# GIVEN TASK
Reproduce the records word for word, starting at their first line and running up to and including the line with "endpoint-header: vtc-sep-okt Last".

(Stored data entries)
◆ ◆ ◆ ◆ ◆ ◆ ◆
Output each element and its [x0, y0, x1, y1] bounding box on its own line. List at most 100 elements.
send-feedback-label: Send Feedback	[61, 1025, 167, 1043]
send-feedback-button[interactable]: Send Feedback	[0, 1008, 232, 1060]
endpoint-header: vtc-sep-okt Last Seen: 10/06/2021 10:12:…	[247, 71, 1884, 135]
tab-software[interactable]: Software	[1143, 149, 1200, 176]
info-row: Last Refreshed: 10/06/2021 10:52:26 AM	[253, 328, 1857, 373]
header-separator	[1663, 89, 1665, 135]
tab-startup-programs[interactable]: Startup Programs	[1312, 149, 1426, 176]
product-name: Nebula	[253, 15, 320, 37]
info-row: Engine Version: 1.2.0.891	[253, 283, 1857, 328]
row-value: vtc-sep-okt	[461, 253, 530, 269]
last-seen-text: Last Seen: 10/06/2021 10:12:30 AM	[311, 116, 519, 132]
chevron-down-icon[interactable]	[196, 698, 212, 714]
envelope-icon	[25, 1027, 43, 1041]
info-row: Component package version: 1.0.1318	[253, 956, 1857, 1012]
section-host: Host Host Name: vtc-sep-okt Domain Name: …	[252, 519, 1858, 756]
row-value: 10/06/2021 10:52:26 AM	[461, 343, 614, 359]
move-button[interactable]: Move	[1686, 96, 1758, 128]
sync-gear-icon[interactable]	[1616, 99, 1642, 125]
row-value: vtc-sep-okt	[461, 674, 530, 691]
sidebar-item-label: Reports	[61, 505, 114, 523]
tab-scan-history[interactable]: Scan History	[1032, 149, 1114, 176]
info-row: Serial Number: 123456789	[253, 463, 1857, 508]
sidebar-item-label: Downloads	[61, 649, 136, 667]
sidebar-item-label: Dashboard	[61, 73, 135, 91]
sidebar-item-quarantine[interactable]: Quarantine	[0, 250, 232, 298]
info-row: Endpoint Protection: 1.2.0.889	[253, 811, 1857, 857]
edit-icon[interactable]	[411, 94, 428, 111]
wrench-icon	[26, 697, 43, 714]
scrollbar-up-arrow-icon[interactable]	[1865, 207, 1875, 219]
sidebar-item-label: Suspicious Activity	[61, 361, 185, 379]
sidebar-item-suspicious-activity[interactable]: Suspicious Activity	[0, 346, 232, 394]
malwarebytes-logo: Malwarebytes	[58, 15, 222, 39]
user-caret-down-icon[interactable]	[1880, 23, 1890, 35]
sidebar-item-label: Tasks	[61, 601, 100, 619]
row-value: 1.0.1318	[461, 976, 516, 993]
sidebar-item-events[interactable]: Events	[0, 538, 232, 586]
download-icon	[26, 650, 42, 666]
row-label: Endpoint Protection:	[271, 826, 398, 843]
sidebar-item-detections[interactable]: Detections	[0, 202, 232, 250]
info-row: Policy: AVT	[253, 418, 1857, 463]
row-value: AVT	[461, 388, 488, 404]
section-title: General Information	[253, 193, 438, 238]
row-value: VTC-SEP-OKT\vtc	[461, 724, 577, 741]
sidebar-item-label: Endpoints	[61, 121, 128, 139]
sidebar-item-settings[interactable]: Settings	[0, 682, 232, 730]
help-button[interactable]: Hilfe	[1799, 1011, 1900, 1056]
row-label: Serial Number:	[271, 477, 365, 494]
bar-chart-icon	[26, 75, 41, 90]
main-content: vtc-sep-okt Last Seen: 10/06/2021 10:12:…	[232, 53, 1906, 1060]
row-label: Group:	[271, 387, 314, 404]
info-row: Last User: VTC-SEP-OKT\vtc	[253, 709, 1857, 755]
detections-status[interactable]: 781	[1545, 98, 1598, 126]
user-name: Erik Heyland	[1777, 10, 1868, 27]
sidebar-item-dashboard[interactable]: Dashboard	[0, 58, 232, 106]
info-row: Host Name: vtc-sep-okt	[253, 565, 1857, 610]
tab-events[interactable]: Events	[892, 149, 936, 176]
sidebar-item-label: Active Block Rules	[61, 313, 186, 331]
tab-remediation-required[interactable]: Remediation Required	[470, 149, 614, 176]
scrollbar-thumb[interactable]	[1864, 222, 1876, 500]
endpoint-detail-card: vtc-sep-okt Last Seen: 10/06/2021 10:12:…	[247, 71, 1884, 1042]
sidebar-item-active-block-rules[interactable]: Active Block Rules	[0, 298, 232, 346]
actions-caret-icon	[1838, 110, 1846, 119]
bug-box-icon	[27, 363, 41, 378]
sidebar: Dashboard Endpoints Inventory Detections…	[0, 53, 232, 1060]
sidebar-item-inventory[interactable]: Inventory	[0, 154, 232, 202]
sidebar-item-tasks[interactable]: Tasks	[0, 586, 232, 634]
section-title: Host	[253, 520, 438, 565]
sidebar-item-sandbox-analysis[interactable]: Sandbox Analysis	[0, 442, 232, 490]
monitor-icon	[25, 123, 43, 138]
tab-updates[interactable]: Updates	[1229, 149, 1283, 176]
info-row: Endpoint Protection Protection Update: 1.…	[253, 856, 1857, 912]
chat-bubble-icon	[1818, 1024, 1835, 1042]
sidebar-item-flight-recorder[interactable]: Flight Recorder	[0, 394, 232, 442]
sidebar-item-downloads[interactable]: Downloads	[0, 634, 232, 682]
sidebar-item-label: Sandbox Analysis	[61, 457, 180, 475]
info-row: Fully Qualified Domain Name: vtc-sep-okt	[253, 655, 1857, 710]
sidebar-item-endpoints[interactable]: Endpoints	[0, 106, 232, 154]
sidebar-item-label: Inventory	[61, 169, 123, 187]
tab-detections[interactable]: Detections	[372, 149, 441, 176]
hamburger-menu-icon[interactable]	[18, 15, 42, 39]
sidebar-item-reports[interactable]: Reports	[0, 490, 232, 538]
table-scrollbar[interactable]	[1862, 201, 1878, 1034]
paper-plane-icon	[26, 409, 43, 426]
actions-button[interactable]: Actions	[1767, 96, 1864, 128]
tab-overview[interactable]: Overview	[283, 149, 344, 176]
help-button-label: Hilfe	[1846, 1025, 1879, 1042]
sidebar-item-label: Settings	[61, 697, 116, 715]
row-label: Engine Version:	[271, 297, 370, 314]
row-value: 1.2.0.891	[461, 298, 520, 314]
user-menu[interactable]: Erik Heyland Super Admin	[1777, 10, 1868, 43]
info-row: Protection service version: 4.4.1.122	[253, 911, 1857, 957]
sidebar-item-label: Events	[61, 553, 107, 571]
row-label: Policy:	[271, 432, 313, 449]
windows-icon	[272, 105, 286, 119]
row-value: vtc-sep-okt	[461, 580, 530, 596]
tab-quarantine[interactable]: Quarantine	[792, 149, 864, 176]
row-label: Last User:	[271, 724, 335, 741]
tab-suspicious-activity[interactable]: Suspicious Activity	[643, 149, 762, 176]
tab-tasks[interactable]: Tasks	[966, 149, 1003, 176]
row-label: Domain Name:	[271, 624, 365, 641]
◆ ◆ ◆ ◆ ◆ ◆ ◆
# SOLUTION TO THIS TASK
Output each element and its [x0, y0, x1, y1] bounding box on its own line. List at most 100 elements.
send-feedback-label: Send Feedback	[61, 1025, 167, 1043]
send-feedback-button[interactable]: Send Feedback	[0, 1008, 232, 1060]
endpoint-header: vtc-sep-okt Last Seen: 10/06/2021 10:12:…	[247, 71, 1884, 135]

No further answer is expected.